Dataset excerpts

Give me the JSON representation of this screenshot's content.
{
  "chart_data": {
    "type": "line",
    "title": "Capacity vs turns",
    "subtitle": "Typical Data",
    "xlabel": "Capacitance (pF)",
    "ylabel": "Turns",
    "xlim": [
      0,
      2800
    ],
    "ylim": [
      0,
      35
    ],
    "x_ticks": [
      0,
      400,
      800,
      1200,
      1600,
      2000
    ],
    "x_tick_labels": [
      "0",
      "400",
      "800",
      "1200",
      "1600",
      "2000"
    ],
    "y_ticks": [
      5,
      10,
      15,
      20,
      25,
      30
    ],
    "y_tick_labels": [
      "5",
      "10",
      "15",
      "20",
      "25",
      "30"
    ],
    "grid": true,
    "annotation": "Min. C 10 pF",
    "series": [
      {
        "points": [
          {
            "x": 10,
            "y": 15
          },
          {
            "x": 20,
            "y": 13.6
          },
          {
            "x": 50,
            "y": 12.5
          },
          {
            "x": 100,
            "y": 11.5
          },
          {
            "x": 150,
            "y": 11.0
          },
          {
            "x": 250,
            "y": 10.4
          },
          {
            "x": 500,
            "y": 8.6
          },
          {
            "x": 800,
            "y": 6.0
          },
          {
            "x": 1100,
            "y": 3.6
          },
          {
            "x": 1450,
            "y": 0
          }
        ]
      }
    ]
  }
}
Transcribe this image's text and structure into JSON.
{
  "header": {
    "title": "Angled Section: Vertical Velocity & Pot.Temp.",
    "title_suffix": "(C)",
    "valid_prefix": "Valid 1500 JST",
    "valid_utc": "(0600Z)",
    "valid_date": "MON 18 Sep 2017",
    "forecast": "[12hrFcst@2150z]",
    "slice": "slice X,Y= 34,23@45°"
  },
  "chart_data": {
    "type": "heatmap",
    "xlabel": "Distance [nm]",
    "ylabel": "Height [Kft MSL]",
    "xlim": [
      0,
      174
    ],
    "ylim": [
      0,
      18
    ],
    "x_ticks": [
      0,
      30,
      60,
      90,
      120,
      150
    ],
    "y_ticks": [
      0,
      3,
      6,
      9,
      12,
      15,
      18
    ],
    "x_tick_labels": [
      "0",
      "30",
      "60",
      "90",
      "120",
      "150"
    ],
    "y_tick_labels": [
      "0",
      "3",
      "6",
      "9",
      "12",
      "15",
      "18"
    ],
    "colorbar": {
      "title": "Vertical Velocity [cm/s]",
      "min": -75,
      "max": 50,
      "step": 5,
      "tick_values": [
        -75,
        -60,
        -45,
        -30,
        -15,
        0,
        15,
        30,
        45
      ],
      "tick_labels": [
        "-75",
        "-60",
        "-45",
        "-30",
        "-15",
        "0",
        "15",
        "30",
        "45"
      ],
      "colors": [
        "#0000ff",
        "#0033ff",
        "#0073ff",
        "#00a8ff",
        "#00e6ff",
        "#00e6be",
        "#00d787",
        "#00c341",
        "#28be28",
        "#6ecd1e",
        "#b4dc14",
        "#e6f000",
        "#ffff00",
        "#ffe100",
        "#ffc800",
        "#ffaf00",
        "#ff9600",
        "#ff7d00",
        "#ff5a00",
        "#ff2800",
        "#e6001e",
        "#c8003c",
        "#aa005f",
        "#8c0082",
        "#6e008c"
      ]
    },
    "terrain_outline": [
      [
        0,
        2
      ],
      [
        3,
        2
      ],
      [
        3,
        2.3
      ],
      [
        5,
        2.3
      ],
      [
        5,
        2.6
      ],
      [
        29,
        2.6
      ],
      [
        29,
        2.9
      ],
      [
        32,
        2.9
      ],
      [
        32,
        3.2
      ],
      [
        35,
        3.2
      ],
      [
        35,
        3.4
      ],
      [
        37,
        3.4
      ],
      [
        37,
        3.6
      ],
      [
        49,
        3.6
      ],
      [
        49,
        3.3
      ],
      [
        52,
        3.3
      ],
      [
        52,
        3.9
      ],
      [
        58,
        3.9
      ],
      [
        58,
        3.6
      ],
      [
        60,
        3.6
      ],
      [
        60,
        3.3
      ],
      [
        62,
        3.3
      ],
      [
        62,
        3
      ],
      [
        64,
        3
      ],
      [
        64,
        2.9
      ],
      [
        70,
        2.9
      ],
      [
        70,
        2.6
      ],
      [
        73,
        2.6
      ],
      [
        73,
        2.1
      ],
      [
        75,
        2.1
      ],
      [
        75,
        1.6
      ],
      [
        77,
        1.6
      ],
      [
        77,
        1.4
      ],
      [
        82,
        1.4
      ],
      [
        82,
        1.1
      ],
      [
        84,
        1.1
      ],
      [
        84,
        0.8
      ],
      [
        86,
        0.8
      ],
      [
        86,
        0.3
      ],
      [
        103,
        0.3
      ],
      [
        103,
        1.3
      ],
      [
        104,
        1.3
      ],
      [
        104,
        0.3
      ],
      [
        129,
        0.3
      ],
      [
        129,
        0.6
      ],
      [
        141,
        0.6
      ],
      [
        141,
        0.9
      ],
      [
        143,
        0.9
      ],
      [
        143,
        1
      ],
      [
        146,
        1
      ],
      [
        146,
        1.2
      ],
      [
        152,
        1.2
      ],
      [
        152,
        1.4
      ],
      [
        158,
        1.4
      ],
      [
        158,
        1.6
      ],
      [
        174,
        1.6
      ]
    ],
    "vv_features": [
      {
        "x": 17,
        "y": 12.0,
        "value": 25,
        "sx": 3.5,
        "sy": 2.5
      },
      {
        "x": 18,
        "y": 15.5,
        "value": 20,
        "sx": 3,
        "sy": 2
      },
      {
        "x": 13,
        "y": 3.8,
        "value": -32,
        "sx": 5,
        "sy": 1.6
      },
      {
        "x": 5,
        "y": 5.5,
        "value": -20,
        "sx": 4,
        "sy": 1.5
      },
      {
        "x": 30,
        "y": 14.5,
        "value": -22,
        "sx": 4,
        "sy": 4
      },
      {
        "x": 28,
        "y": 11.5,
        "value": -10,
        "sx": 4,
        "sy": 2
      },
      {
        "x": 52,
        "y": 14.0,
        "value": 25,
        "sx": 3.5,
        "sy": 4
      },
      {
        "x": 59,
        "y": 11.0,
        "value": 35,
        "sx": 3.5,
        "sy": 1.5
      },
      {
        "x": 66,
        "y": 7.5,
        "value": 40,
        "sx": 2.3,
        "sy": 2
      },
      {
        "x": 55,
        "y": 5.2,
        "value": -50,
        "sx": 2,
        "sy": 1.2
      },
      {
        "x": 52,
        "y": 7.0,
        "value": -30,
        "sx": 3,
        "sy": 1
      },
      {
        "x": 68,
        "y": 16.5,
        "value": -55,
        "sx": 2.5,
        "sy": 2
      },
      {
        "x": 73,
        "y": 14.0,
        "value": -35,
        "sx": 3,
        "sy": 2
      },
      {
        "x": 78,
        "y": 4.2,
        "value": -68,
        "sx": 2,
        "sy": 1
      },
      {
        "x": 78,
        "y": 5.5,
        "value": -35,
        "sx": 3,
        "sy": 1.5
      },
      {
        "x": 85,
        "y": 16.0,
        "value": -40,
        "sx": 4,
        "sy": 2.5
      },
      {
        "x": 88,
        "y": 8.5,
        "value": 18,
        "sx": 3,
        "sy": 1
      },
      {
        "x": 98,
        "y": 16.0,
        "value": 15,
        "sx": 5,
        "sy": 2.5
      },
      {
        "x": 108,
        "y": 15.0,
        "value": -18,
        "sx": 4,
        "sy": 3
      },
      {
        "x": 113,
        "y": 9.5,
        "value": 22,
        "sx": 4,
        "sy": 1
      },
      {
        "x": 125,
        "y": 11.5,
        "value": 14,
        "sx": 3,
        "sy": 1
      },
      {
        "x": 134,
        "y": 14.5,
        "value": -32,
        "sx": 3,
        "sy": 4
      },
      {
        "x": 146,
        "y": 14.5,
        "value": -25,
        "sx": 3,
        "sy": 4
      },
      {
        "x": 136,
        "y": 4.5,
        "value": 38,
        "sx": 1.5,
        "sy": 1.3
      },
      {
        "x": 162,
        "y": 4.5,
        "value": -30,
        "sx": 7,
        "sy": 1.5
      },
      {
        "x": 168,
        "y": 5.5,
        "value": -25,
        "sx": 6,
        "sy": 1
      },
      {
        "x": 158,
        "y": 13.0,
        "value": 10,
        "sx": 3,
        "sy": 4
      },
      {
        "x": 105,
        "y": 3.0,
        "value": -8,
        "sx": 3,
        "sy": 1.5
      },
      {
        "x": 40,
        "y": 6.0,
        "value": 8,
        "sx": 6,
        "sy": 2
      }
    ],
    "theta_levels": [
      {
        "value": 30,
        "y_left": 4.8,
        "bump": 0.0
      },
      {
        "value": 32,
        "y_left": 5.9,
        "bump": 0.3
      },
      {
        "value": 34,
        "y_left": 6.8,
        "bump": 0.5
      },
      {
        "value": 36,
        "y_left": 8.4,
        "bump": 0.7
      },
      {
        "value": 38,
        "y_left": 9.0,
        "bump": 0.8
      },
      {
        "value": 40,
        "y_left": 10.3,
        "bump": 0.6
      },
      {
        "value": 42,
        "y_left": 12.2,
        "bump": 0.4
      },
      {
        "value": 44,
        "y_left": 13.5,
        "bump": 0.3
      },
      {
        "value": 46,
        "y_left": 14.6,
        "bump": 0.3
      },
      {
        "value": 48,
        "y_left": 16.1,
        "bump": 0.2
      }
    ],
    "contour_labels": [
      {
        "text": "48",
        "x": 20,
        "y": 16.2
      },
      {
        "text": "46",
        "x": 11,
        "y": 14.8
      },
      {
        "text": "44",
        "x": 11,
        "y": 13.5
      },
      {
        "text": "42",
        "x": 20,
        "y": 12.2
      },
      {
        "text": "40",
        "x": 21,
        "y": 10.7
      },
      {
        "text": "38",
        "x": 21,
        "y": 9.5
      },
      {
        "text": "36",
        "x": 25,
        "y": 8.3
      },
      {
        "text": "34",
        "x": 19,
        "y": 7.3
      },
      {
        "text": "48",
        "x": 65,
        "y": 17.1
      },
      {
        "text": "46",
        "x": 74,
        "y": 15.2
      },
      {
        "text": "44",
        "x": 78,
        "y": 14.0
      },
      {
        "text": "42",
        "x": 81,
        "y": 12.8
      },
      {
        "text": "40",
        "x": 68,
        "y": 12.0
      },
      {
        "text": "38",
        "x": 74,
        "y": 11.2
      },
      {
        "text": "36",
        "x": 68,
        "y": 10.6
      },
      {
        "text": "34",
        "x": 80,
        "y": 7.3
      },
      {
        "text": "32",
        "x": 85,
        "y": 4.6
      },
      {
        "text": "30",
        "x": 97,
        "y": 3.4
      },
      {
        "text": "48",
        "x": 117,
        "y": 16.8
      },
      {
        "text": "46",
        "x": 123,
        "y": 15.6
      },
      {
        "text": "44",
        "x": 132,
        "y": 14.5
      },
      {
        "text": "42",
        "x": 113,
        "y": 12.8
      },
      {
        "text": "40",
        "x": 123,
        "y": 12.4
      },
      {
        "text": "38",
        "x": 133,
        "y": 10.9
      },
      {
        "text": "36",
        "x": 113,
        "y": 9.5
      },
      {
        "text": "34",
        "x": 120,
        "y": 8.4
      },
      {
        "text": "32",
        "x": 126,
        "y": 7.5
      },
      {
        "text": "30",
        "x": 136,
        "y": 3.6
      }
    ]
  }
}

What needs to be done
Whenever "JSON" turns up in a line, pick that line out.

In response
Give me the JSON representation of this screenshot's content.
Transcribe this image's text and structure into JSON.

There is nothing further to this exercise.